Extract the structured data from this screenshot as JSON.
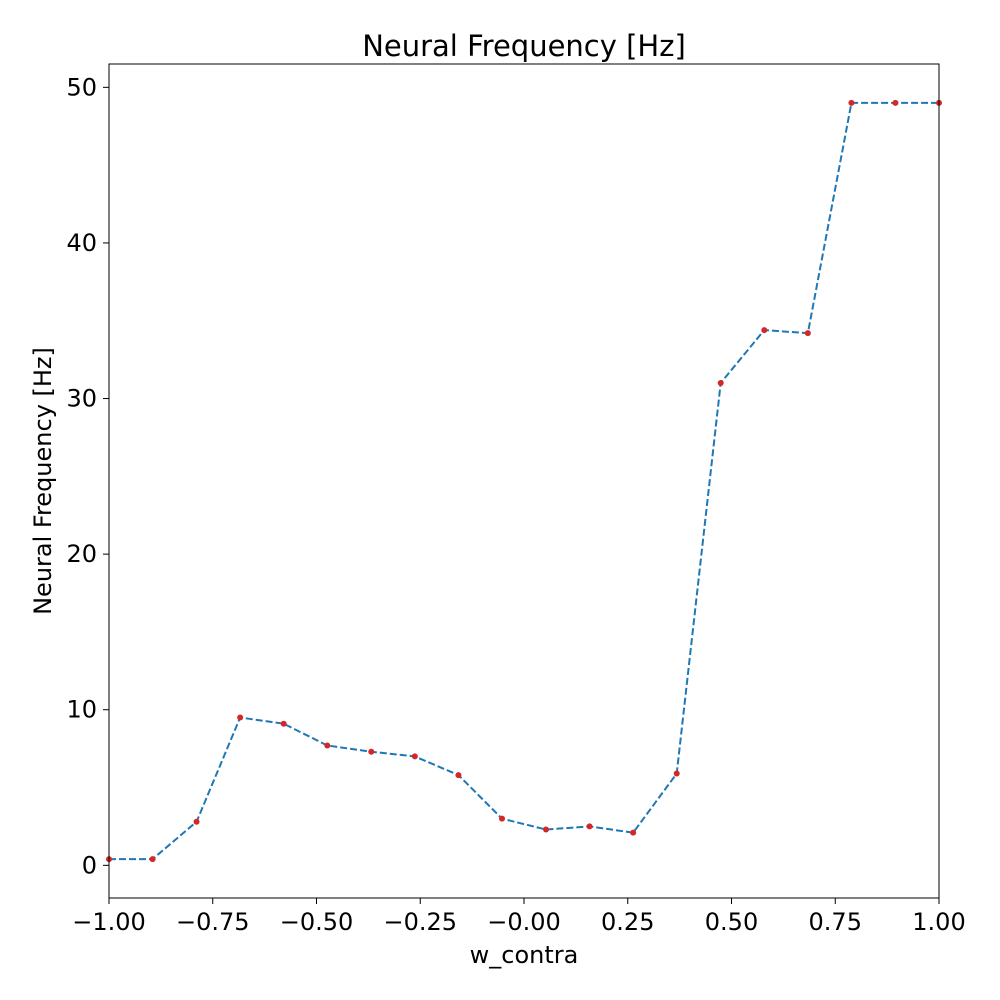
{
  "chart_data": {
    "type": "line",
    "title": "Neural Frequency [Hz]",
    "xlabel": "w_contra",
    "ylabel": "Neural Frequency [Hz]",
    "xlim": [
      -1.0,
      1.0
    ],
    "ylim": [
      -2.1,
      51.5
    ],
    "xticks": [
      -1.0,
      -0.75,
      -0.5,
      -0.25,
      0.0,
      0.25,
      0.5,
      0.75,
      1.0
    ],
    "xtick_labels": [
      "−1.00",
      "−0.75",
      "−0.50",
      "−0.25",
      "−0.00",
      "0.25",
      "0.50",
      "0.75",
      "1.00"
    ],
    "yticks": [
      0,
      10,
      20,
      30,
      40,
      50
    ],
    "ytick_labels": [
      "0",
      "10",
      "20",
      "30",
      "40",
      "50"
    ],
    "grid": false,
    "series": [
      {
        "line_color": "#1f77b4",
        "line_style": "dashed",
        "marker_color": "#d62728",
        "x": [
          -1.0,
          -0.895,
          -0.789,
          -0.684,
          -0.579,
          -0.474,
          -0.368,
          -0.263,
          -0.158,
          -0.053,
          0.053,
          0.158,
          0.263,
          0.368,
          0.474,
          0.579,
          0.684,
          0.789,
          0.895,
          1.0
        ],
        "y": [
          0.4,
          0.4,
          2.8,
          9.5,
          9.1,
          7.7,
          7.3,
          7.0,
          5.8,
          3.0,
          2.3,
          2.5,
          2.1,
          5.9,
          31.0,
          34.4,
          34.2,
          49.0,
          49.0,
          49.0
        ]
      }
    ]
  }
}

Short task
Repeat the preceding records precisely, and leave every picture out of the copy.

Written response
Extract the structured data from this screenshot as JSON.
{
  "chart_data": {
    "type": "line",
    "title": "Neural Frequency [Hz]",
    "xlabel": "w_contra",
    "ylabel": "Neural Frequency [Hz]",
    "xlim": [
      -1.0,
      1.0
    ],
    "ylim": [
      -2.1,
      51.5
    ],
    "xticks": [
      -1.0,
      -0.75,
      -0.5,
      -0.25,
      0.0,
      0.25,
      0.5,
      0.75,
      1.0
    ],
    "xtick_labels": [
      "−1.00",
      "−0.75",
      "−0.50",
      "−0.25",
      "−0.00",
      "0.25",
      "0.50",
      "0.75",
      "1.00"
    ],
    "yticks": [
      0,
      10,
      20,
      30,
      40,
      50
    ],
    "ytick_labels": [
      "0",
      "10",
      "20",
      "30",
      "40",
      "50"
    ],
    "grid": false,
    "series": [
      {
        "line_color": "#1f77b4",
        "line_style": "dashed",
        "marker_color": "#d62728",
        "x": [
          -1.0,
          -0.895,
          -0.789,
          -0.684,
          -0.579,
          -0.474,
          -0.368,
          -0.263,
          -0.158,
          -0.053,
          0.053,
          0.158,
          0.263,
          0.368,
          0.474,
          0.579,
          0.684,
          0.789,
          0.895,
          1.0
        ],
        "y": [
          0.4,
          0.4,
          2.8,
          9.5,
          9.1,
          7.7,
          7.3,
          7.0,
          5.8,
          3.0,
          2.3,
          2.5,
          2.1,
          5.9,
          31.0,
          34.4,
          34.2,
          49.0,
          49.0,
          49.0
        ]
      }
    ]
  }
}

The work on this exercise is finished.